▸ **Request 1**: Swap "orange" for "amber" in the Halloween Blue Moon article, and write out the part that opens with the words containing "Where and when to find the moon" and closes with "6:13 pm tonight.".
▸ **Request 2**: Carry the Halloween Blue Moon article forward from its last sentence.

---------- Text shown ----------

Illustration for article titled How to Spot Tonights Halloween Blue Moon  A Few Planets, Too

Photo: Chockdee Permploysiri (Shutterstock)

This year, trick-or-treating probably doesn’t look like you thought it would, and Halloween parties are (hopefully, in the name of public health) cancelled, but there’s still something pretty spectacular going on tonight. Best of all, it’s free and you can probably see it from your own backyard (or fire escape). Not only is there a rare Blue Moon tonight, but there’s also the possibility of spotting Mars, Jupiter, Saturn and Uranus. Here’s where and when to find them.

Where and when to find the moon and planets

First things first: the moon will not actually be blue. But, for a brief period—as it rises above the eastern horizon—it will be orange, which is even more appropriate given the holiday. So when exactly will that happen? It depends on where you live, but you can check on that here. In New York City, for example, moonrise will be at 6:13 pm tonight.

According to Jamie Carter at Forbes, here’s where to look:

Look east as the Sun sets in the west. In practice you won’t see the full Moon appear until about 10-15 minutes after the moonrise time because of atmospheric cloud low on the horizon and other obstructions.

---------- Information supplied ----------

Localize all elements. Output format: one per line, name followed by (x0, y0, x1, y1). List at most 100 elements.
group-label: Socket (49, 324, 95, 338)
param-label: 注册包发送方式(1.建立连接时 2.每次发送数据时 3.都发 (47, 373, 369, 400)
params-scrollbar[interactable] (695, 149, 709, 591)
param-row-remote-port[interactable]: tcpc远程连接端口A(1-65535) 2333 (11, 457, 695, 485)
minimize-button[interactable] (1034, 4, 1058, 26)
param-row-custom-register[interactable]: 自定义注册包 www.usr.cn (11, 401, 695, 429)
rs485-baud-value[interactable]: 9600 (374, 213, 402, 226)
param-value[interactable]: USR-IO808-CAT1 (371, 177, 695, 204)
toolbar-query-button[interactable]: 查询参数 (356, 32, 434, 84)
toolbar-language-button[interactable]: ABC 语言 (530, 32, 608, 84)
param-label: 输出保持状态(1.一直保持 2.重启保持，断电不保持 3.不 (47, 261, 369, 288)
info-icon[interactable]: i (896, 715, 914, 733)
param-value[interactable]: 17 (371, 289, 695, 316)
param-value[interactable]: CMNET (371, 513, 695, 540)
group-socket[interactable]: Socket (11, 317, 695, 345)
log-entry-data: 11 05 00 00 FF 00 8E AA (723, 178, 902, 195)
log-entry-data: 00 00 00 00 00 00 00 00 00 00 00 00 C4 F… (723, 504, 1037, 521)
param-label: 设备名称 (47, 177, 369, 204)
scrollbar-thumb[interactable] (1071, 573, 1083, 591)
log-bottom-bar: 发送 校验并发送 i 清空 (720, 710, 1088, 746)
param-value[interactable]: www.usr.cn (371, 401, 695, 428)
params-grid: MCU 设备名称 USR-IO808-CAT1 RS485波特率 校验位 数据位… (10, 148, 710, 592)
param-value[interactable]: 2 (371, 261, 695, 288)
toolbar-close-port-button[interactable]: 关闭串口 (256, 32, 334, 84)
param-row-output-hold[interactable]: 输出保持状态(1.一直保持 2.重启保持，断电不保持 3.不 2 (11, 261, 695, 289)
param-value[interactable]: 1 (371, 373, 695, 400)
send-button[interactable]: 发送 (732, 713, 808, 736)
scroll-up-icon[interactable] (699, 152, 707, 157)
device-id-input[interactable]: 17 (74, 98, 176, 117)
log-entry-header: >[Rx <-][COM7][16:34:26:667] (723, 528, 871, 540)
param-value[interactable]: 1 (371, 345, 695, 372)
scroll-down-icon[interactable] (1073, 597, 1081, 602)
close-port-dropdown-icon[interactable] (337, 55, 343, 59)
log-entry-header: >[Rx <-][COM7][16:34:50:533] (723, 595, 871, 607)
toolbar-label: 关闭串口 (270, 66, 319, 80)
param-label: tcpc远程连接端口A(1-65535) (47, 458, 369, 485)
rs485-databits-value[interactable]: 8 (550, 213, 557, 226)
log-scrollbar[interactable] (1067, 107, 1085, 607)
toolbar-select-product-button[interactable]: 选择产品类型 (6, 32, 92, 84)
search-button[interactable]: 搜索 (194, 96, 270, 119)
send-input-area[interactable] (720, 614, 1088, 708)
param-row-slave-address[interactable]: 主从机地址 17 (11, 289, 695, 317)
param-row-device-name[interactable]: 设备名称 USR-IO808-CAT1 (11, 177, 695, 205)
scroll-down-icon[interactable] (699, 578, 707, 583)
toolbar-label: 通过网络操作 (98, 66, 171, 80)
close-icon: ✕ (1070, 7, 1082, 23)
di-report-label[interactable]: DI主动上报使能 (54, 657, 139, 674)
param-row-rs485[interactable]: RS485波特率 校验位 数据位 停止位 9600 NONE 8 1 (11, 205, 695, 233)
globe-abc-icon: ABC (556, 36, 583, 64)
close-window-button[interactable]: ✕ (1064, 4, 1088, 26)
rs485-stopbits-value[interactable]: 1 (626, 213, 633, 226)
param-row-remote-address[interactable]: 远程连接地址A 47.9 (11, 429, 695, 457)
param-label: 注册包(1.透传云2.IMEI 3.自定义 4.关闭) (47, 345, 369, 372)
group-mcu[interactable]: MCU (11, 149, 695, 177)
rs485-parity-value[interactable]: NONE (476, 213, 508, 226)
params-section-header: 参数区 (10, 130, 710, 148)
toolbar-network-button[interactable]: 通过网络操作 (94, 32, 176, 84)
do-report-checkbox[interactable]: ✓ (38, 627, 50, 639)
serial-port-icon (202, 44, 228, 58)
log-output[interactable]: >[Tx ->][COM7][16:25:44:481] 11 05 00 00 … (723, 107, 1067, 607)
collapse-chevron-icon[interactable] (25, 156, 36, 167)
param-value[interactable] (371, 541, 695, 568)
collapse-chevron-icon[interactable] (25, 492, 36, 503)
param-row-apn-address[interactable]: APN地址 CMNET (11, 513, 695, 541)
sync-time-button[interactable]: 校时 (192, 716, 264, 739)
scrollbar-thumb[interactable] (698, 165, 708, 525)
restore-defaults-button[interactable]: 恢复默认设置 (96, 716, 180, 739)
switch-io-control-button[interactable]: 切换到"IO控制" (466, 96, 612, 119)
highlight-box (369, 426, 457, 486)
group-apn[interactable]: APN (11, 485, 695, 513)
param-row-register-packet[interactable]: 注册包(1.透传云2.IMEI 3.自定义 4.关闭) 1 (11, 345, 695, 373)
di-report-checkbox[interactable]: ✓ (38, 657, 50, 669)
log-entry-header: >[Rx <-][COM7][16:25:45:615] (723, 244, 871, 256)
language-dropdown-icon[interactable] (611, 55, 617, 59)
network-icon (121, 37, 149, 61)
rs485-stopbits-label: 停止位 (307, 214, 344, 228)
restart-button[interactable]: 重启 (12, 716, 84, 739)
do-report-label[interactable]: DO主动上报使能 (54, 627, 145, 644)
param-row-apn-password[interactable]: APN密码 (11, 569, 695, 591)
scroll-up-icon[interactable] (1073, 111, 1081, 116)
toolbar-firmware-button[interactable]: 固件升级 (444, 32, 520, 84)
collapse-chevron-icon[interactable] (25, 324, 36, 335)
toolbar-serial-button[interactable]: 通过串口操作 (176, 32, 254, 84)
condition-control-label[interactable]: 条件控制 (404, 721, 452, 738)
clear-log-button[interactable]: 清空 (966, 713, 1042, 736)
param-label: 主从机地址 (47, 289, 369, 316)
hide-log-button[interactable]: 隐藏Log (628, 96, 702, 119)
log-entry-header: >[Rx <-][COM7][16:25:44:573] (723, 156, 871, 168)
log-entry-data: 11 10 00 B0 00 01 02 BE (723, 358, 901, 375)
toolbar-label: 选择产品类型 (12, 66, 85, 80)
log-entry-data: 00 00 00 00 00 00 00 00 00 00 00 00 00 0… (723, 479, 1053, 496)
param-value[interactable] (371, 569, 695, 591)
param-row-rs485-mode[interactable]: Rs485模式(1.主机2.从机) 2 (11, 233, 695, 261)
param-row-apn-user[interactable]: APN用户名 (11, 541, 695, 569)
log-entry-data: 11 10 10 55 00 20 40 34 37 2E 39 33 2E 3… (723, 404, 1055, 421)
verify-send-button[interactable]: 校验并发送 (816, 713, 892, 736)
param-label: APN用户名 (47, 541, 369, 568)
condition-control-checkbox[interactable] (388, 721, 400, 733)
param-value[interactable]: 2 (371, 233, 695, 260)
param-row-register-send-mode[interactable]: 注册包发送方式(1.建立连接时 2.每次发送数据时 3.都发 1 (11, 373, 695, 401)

----------

▸ **Result 1**:
Where and when to find the moon and planets

First things first: the moon will not actually be blue. But, for a brief period—as it rises above the eastern horizon—it will be amber, which is even more appropriate given the holiday. So when exactly will that happen? It depends on where you live, but you can check on that here. In New York City, for example, moonrise will be at 6:13 pm tonight.

▸ **Result 2**:
What about those planets? Mars will be in the southeast sky, where it’ll be the brightest thing up there, after the moon. Next up: Saturn and Jupiter. “They’ll be the two bright dots dancing next to each other to the west,” Nicholas St. Fleur writes for the New York Times. “Jupiter will outshine its ringed cousin and be the brightest non-moon object on this half of the sky.” Plus, if you’re able to get up before sunrise on Sunday morning, you’ll also be able to see Venus and possibly Mercury below it.

And finally, there’s Uranus. You’re going to need a telescope for this one, and the planet will look like a small blue-green disc. Here’s where to find it, courtesy of Michele Debczak at Mental Floss:

Spotting Uranus at opposition will be slightly more difficult in 2020 than in years past. The phenomenon coincides with a full moon that will make dimmer stars and planets—including Uranus—harder to see in the night sky. The planet sits in the constellation Aries, which regrettably appears close to the moon for most of the night.

Fingers crossed for clear skies!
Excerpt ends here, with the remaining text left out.